◆ Provided data ◆
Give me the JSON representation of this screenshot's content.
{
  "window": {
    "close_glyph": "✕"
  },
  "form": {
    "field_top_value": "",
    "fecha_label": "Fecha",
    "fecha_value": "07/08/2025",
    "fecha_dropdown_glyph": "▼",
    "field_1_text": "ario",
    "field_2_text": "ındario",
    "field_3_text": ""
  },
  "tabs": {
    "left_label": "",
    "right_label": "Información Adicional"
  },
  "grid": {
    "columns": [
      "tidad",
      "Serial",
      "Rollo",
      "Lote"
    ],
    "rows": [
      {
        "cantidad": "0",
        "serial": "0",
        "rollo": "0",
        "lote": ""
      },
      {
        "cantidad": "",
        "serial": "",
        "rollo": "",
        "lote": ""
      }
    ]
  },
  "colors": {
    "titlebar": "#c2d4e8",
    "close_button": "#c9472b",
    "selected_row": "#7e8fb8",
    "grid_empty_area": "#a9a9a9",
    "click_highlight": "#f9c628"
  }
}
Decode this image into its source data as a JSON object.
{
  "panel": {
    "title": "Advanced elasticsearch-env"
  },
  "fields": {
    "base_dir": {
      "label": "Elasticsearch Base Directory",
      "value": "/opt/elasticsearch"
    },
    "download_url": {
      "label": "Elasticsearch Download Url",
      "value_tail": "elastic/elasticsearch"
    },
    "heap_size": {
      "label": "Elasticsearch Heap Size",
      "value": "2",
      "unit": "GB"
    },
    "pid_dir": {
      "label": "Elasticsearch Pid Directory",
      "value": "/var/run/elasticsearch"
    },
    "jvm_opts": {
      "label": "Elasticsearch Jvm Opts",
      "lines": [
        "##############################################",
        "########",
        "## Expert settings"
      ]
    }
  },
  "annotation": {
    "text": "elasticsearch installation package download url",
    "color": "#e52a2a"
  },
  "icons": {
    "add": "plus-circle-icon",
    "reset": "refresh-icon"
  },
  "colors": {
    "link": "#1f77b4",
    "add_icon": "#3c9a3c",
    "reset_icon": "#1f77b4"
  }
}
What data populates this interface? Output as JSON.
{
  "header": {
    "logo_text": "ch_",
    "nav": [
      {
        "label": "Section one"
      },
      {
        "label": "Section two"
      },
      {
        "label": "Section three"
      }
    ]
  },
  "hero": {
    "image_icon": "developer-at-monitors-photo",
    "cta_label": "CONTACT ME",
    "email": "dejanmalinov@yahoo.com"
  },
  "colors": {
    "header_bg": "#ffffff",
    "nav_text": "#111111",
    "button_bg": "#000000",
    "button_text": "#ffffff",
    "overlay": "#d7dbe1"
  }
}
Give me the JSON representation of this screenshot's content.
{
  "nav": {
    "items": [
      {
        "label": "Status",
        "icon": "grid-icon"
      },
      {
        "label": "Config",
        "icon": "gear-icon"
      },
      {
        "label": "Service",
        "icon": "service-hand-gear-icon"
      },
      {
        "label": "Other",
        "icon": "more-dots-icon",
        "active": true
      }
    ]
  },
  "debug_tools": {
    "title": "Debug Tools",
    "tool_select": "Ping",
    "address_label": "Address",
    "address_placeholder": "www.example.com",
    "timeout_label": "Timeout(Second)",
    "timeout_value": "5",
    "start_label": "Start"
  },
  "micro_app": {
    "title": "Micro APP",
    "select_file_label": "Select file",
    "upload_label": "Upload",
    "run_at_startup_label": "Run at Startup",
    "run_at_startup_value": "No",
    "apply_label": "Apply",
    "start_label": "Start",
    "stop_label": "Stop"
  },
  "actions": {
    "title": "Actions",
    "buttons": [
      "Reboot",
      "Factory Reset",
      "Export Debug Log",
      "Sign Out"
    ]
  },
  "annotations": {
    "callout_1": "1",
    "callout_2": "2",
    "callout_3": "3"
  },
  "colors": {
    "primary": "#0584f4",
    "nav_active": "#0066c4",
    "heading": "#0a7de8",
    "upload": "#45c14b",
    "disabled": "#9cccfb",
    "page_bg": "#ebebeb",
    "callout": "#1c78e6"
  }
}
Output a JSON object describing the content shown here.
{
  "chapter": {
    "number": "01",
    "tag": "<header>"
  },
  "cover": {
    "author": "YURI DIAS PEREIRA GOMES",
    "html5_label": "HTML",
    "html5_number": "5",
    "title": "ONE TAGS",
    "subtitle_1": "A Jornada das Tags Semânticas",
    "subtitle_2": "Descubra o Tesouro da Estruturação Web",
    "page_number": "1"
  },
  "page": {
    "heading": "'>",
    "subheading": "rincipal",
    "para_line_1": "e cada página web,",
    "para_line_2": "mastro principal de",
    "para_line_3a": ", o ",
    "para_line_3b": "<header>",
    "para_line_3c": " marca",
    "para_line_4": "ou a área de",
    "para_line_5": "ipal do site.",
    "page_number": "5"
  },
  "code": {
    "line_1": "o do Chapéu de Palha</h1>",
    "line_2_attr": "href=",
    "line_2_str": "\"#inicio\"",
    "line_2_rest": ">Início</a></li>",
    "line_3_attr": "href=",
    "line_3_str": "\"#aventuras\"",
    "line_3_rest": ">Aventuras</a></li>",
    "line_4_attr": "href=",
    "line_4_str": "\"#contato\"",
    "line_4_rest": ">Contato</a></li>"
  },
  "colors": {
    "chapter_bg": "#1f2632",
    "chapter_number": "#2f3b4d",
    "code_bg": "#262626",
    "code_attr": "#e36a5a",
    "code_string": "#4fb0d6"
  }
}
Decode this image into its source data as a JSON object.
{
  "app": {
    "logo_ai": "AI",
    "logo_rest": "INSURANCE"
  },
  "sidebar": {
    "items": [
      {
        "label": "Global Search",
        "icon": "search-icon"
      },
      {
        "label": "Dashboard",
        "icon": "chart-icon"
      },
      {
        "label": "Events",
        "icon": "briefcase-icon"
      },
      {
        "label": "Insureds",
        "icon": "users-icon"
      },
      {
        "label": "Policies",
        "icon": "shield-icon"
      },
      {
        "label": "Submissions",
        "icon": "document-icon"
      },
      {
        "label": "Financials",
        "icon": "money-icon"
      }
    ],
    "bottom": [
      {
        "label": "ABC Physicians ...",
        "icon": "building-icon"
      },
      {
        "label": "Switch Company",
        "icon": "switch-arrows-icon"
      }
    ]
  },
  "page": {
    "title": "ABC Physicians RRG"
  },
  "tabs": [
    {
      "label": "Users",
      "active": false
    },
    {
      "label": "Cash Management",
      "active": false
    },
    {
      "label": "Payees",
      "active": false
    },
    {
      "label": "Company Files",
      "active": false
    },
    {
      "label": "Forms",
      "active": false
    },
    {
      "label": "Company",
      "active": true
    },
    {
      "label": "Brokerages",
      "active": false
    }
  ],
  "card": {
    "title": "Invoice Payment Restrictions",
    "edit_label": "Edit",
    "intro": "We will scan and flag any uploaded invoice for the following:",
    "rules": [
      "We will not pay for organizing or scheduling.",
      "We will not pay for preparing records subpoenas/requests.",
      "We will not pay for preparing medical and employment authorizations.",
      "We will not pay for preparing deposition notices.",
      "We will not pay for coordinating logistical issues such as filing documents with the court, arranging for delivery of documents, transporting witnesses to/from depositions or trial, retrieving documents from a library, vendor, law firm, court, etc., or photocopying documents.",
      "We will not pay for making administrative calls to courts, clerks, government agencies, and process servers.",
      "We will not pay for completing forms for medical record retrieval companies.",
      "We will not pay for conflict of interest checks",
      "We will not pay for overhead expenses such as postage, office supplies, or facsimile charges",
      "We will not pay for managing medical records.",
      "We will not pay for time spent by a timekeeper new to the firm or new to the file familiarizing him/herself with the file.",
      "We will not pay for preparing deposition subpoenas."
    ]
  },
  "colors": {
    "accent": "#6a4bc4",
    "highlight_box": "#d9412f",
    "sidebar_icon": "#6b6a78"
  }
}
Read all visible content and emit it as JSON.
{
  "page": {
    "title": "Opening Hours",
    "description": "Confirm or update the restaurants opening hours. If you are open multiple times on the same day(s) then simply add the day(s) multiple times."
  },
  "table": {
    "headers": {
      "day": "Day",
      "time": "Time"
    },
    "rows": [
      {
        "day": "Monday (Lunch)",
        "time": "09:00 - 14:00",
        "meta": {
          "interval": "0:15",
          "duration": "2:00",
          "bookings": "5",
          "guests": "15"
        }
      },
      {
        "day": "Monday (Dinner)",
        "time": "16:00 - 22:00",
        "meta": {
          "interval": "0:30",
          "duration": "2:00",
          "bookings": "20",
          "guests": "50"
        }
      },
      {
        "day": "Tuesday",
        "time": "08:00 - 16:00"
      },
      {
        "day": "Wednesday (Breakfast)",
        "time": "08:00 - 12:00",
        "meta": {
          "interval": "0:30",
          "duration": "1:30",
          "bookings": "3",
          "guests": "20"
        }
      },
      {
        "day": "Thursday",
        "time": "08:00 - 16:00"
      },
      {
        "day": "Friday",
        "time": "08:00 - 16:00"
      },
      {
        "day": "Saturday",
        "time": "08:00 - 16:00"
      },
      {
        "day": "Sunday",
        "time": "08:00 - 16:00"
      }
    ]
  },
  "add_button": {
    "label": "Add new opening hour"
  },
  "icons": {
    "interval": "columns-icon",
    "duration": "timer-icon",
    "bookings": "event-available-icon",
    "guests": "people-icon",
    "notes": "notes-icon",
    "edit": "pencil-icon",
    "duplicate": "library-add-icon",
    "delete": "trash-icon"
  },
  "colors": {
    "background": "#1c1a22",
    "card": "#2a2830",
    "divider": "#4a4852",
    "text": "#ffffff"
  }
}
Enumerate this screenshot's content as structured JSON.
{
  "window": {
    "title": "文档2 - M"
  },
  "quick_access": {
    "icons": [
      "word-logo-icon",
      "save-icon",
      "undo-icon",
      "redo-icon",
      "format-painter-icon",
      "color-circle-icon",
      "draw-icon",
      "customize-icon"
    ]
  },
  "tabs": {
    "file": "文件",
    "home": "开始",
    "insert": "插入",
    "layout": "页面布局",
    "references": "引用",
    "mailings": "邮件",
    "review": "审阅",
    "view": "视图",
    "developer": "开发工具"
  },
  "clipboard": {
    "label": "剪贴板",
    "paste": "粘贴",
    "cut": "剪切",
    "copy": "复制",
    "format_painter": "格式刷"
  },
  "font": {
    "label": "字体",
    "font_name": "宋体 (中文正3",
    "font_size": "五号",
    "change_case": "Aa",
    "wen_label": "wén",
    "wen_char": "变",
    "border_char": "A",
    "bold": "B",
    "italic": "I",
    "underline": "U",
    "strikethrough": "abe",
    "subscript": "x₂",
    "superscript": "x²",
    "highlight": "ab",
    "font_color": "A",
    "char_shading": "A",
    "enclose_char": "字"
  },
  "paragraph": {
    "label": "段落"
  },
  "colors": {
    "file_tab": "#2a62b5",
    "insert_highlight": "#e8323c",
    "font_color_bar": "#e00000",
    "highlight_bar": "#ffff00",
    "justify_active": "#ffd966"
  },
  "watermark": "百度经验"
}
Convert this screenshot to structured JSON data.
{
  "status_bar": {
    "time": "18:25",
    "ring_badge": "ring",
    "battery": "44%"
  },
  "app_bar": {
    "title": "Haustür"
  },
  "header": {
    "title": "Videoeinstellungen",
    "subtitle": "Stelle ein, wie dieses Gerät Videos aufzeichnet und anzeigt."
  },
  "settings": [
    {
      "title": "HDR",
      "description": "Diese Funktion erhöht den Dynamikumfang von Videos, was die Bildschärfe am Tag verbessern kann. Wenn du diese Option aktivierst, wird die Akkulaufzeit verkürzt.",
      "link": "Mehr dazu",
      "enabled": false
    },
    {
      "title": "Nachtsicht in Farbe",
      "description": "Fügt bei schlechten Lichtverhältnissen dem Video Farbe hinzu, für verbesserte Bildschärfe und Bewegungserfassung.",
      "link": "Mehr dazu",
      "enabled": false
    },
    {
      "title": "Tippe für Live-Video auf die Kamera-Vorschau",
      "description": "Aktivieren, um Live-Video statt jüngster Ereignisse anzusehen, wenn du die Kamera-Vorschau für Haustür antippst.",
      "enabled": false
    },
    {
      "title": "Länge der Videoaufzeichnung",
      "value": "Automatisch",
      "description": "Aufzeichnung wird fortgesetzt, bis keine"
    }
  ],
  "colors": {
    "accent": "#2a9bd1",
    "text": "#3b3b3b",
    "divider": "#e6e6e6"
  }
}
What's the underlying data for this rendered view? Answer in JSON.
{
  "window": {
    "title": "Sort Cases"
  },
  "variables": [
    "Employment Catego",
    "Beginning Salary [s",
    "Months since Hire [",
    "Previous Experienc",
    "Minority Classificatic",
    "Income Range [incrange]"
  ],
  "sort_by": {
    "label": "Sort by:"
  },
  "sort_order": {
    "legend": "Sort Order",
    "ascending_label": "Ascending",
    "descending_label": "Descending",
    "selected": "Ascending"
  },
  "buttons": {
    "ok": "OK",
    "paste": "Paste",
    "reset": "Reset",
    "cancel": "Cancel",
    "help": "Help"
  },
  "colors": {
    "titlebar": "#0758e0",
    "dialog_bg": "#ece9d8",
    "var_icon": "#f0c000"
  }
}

◆ Exercise description ◆
Reproduce each line from the records that contains the word "Kamera".

◆ Expected answer ◆
      "title": "Tippe für Live-Video auf die Kamera-Vorschau",
      "description": "Aktivieren, um Live-Video statt jüngster Ereignisse anzusehen, wenn du die Kamera-Vorschau für Haustür antippst.",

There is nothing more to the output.